:: Requirement ::
Give all the lines below again, exactly, with no pictures.

:: Listed records ::
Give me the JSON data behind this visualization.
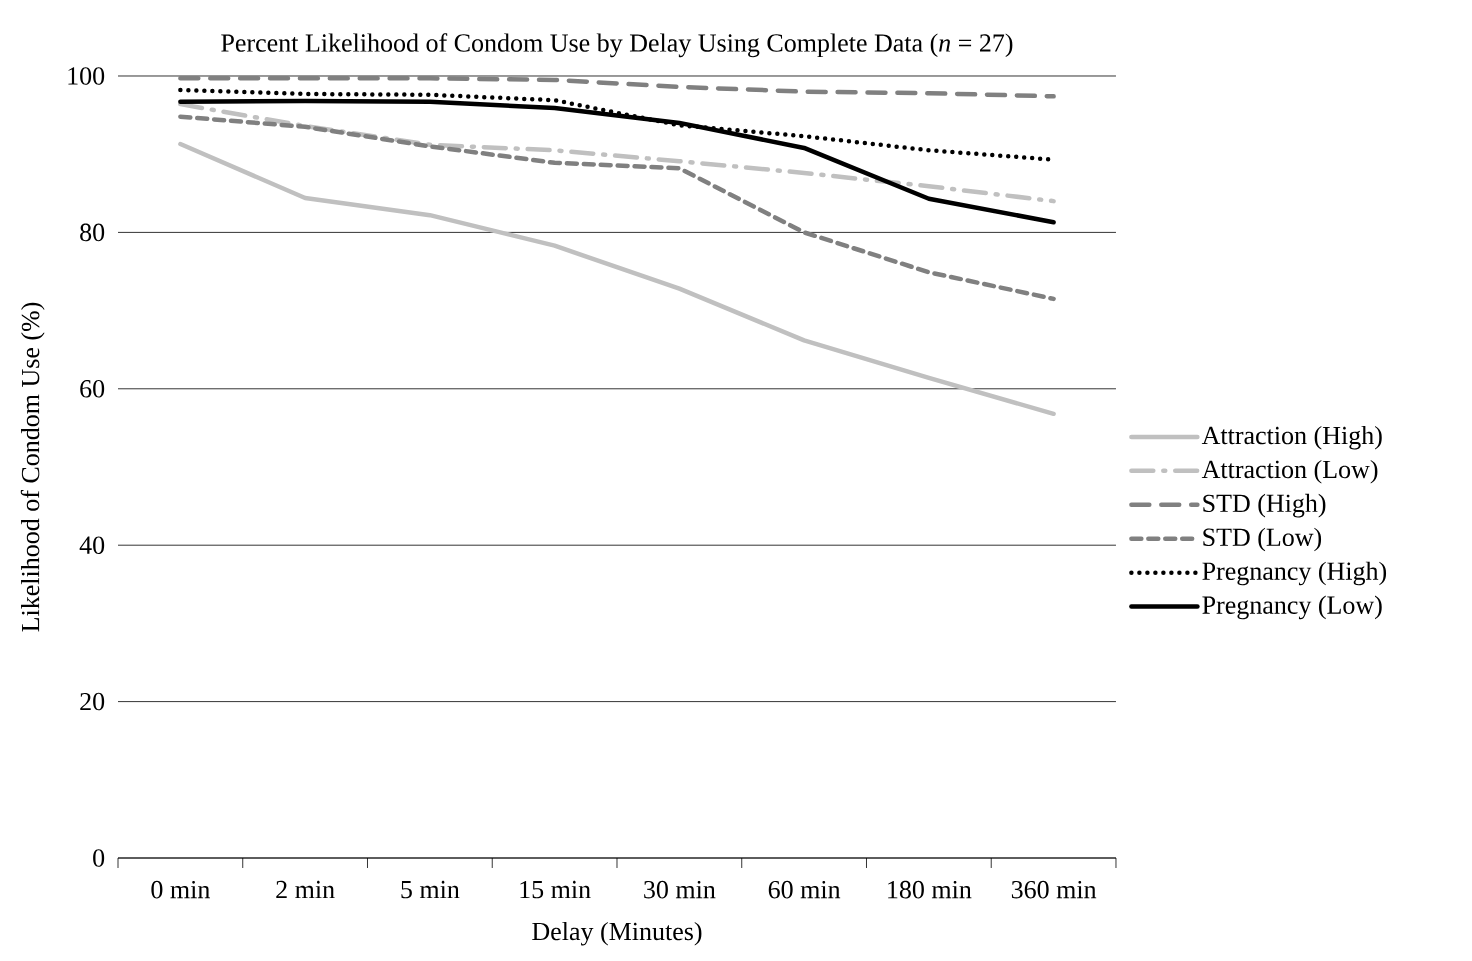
{
  "chart_data": {
    "type": "line",
    "title": "Percent Likelihood of Condom Use by Delay Using Complete Data (*n* = 27)",
    "xlabel": "Delay (Minutes)",
    "ylabel": "Likelihood of Condom Use (%)",
    "categories": [
      "0 min",
      "2 min",
      "5 min",
      "15 min",
      "30 min",
      "60 min",
      "180 min",
      "360 min"
    ],
    "ylim": [
      0,
      100
    ],
    "yticks": [
      0,
      20,
      40,
      60,
      80,
      100
    ],
    "grid": "y",
    "legend": "right",
    "marker": "none",
    "series": [
      {
        "name": "Attraction (High)",
        "color": "#c0c0c0",
        "line_style": "solid",
        "values": [
          91.3,
          84.4,
          82.2,
          78.3,
          72.8,
          66.2,
          61.4,
          56.8
        ]
      },
      {
        "name": "Attraction (Low)",
        "color": "#c0c0c0",
        "line_style": "dashed",
        "values": [
          96.4,
          93.6,
          91.2,
          90.5,
          89.1,
          87.6,
          85.9,
          84.0
        ]
      },
      {
        "name": "STD (High)",
        "color": "#808080",
        "line_style": "dashed",
        "values": [
          99.7,
          99.7,
          99.7,
          99.5,
          98.6,
          98.0,
          97.8,
          97.4
        ]
      },
      {
        "name": "STD (Low)",
        "color": "#808080",
        "line_style": "dashed",
        "values": [
          94.8,
          93.5,
          91.0,
          88.9,
          88.2,
          80.0,
          74.9,
          71.5
        ]
      },
      {
        "name": "Pregnancy (High)",
        "color": "#000000",
        "line_style": "dotted",
        "values": [
          98.2,
          97.7,
          97.6,
          96.9,
          93.7,
          92.3,
          90.5,
          89.3
        ]
      },
      {
        "name": "Pregnancy (Low)",
        "color": "#000000",
        "line_style": "solid",
        "values": [
          96.7,
          96.8,
          96.7,
          95.9,
          94.0,
          90.8,
          84.3,
          81.3
        ]
      }
    ]
  }
}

:: Finished task ::
Give me the JSON data behind this visualization.
{
  "chart_data": {
    "type": "line",
    "title": "Percent Likelihood of Condom Use by Delay Using Complete Data (*n* = 27)",
    "xlabel": "Delay (Minutes)",
    "ylabel": "Likelihood of Condom Use (%)",
    "categories": [
      "0 min",
      "2 min",
      "5 min",
      "15 min",
      "30 min",
      "60 min",
      "180 min",
      "360 min"
    ],
    "ylim": [
      0,
      100
    ],
    "yticks": [
      0,
      20,
      40,
      60,
      80,
      100
    ],
    "grid": "y",
    "legend": "right",
    "marker": "none",
    "series": [
      {
        "name": "Attraction (High)",
        "color": "#c0c0c0",
        "line_style": "solid",
        "values": [
          91.3,
          84.4,
          82.2,
          78.3,
          72.8,
          66.2,
          61.4,
          56.8
        ]
      },
      {
        "name": "Attraction (Low)",
        "color": "#c0c0c0",
        "line_style": "dashed",
        "values": [
          96.4,
          93.6,
          91.2,
          90.5,
          89.1,
          87.6,
          85.9,
          84.0
        ]
      },
      {
        "name": "STD (High)",
        "color": "#808080",
        "line_style": "dashed",
        "values": [
          99.7,
          99.7,
          99.7,
          99.5,
          98.6,
          98.0,
          97.8,
          97.4
        ]
      },
      {
        "name": "STD (Low)",
        "color": "#808080",
        "line_style": "dashed",
        "values": [
          94.8,
          93.5,
          91.0,
          88.9,
          88.2,
          80.0,
          74.9,
          71.5
        ]
      },
      {
        "name": "Pregnancy (High)",
        "color": "#000000",
        "line_style": "dotted",
        "values": [
          98.2,
          97.7,
          97.6,
          96.9,
          93.7,
          92.3,
          90.5,
          89.3
        ]
      },
      {
        "name": "Pregnancy (Low)",
        "color": "#000000",
        "line_style": "solid",
        "values": [
          96.7,
          96.8,
          96.7,
          95.9,
          94.0,
          90.8,
          84.3,
          81.3
        ]
      }
    ]
  }
}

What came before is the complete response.